* [Source material]

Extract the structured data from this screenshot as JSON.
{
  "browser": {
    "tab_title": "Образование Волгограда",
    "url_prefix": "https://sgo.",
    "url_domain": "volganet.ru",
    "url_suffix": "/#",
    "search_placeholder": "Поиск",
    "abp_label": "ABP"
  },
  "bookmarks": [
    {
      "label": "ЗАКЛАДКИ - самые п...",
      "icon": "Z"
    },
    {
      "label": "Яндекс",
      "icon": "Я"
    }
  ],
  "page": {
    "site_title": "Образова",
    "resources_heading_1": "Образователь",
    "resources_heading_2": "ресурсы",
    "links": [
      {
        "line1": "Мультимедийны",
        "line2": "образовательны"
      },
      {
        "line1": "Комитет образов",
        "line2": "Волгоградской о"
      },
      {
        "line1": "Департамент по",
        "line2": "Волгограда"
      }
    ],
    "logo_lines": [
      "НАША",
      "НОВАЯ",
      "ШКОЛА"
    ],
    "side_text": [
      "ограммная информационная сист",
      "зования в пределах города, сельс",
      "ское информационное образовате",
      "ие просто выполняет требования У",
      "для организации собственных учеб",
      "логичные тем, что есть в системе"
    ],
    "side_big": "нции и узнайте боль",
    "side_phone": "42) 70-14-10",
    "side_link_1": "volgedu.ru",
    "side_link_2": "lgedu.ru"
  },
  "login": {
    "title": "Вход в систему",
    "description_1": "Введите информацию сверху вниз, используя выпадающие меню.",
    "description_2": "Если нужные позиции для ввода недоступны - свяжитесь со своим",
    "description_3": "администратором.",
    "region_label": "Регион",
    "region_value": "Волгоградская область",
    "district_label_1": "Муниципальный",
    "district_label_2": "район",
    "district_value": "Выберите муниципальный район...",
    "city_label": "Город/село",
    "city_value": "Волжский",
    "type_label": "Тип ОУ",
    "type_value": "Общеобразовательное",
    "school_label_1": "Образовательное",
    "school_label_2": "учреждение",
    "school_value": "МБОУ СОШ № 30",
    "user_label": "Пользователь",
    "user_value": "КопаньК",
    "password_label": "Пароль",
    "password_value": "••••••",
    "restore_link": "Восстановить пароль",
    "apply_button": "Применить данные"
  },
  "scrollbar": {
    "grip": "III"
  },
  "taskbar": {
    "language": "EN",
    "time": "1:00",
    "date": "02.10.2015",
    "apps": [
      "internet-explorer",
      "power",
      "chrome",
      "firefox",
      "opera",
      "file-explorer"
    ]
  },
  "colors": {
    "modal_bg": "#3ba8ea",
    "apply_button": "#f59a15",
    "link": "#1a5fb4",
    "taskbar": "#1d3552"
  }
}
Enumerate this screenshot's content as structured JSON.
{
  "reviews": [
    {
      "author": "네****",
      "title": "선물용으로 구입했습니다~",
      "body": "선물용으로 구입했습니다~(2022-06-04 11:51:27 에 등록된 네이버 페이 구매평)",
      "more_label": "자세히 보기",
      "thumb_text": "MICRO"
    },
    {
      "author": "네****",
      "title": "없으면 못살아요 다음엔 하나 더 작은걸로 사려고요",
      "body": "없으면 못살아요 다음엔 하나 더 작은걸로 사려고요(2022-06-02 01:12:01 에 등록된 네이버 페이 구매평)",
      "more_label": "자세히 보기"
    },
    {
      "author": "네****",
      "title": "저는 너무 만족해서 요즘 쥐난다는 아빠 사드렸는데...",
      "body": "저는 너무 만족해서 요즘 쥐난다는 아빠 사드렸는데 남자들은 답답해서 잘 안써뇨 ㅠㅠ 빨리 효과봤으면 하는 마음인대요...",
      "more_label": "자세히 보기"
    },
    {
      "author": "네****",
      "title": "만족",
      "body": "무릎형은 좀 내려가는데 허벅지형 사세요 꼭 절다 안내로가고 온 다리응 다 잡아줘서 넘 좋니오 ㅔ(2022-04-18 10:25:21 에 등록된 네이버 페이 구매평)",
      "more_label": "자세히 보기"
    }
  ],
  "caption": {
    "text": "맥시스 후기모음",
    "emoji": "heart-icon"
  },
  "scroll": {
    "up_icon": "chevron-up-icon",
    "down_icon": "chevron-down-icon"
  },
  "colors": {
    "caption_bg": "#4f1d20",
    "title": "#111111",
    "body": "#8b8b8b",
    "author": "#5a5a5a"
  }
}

* [The request] List the lines of the material in which the word "만족해서" occurs.

* [Correct output]
      "title": "저는 너무 만족해서 요즘 쥐난다는 아빠 사드렸는데...",
      "body": "저는 너무 만족해서 요즘 쥐난다는 아빠 사드렸는데 남자들은 답답해서 잘 안써뇨 ㅠㅠ 빨리 효과봤으면 하는 마음인대요...",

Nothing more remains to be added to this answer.